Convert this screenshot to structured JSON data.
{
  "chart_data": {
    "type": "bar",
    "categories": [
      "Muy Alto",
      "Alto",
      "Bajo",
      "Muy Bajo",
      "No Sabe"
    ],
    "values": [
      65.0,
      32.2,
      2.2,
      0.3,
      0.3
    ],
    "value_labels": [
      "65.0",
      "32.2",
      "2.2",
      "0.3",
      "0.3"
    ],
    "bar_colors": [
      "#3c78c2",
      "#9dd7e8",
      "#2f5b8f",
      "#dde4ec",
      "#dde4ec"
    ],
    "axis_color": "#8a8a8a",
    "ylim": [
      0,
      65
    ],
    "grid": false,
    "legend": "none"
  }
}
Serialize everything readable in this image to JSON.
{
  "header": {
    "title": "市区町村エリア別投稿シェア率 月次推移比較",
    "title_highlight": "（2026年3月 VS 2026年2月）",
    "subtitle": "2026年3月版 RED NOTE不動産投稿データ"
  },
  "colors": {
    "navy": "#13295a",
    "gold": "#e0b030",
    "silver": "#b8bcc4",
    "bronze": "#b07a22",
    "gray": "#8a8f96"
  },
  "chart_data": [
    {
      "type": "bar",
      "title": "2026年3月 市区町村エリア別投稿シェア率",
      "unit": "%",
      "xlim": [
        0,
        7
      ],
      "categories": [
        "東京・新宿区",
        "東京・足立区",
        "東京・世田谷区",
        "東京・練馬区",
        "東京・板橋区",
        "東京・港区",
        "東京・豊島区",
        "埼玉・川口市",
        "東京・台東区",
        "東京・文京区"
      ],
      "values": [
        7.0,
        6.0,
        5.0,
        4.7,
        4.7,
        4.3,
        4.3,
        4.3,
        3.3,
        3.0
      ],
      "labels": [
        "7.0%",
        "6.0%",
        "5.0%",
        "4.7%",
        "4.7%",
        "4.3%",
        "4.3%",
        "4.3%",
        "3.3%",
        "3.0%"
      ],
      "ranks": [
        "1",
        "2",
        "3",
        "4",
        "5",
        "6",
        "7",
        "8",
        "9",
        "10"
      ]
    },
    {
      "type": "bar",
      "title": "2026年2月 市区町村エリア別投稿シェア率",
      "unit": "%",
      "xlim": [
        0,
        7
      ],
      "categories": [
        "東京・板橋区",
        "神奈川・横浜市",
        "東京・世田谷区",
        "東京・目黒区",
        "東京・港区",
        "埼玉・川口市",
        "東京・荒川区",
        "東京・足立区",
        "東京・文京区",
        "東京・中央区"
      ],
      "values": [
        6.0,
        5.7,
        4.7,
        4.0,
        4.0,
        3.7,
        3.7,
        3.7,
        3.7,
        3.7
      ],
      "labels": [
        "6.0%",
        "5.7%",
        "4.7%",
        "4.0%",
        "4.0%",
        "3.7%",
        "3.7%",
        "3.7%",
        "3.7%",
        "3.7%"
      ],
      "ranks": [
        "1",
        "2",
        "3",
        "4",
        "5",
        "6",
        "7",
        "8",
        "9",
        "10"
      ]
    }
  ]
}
———
_EXERCISE DETAILS:_
Set down the material above again, word for word.

_RESULT OF THE EXERCISE:_
Convert this screenshot to structured JSON data.
{
  "chart_data": {
    "type": "bar",
    "categories": [
      "Muy Alto",
      "Alto",
      "Bajo",
      "Muy Bajo",
      "No Sabe"
    ],
    "values": [
      65.0,
      32.2,
      2.2,
      0.3,
      0.3
    ],
    "value_labels": [
      "65.0",
      "32.2",
      "2.2",
      "0.3",
      "0.3"
    ],
    "bar_colors": [
      "#3c78c2",
      "#9dd7e8",
      "#2f5b8f",
      "#dde4ec",
      "#dde4ec"
    ],
    "axis_color": "#8a8a8a",
    "ylim": [
      0,
      65
    ],
    "grid": false,
    "legend": "none"
  }
}
Serialize everything readable in this image to JSON.
{
  "header": {
    "title": "市区町村エリア別投稿シェア率 月次推移比較",
    "title_highlight": "（2026年3月 VS 2026年2月）",
    "subtitle": "2026年3月版 RED NOTE不動産投稿データ"
  },
  "colors": {
    "navy": "#13295a",
    "gold": "#e0b030",
    "silver": "#b8bcc4",
    "bronze": "#b07a22",
    "gray": "#8a8f96"
  },
  "chart_data": [
    {
      "type": "bar",
      "title": "2026年3月 市区町村エリア別投稿シェア率",
      "unit": "%",
      "xlim": [
        0,
        7
      ],
      "categories": [
        "東京・新宿区",
        "東京・足立区",
        "東京・世田谷区",
        "東京・練馬区",
        "東京・板橋区",
        "東京・港区",
        "東京・豊島区",
        "埼玉・川口市",
        "東京・台東区",
        "東京・文京区"
      ],
      "values": [
        7.0,
        6.0,
        5.0,
        4.7,
        4.7,
        4.3,
        4.3,
        4.3,
        3.3,
        3.0
      ],
      "labels": [
        "7.0%",
        "6.0%",
        "5.0%",
        "4.7%",
        "4.7%",
        "4.3%",
        "4.3%",
        "4.3%",
        "3.3%",
        "3.0%"
      ],
      "ranks": [
        "1",
        "2",
        "3",
        "4",
        "5",
        "6",
        "7",
        "8",
        "9",
        "10"
      ]
    },
    {
      "type": "bar",
      "title": "2026年2月 市区町村エリア別投稿シェア率",
      "unit": "%",
      "xlim": [
        0,
        7
      ],
      "categories": [
        "東京・板橋区",
        "神奈川・横浜市",
        "東京・世田谷区",
        "東京・目黒区",
        "東京・港区",
        "埼玉・川口市",
        "東京・荒川区",
        "東京・足立区",
        "東京・文京区",
        "東京・中央区"
      ],
      "values": [
        6.0,
        5.7,
        4.7,
        4.0,
        4.0,
        3.7,
        3.7,
        3.7,
        3.7,
        3.7
      ],
      "labels": [
        "6.0%",
        "5.7%",
        "4.7%",
        "4.0%",
        "4.0%",
        "3.7%",
        "3.7%",
        "3.7%",
        "3.7%",
        "3.7%"
      ],
      "ranks": [
        "1",
        "2",
        "3",
        "4",
        "5",
        "6",
        "7",
        "8",
        "9",
        "10"
      ]
    }
  ]
}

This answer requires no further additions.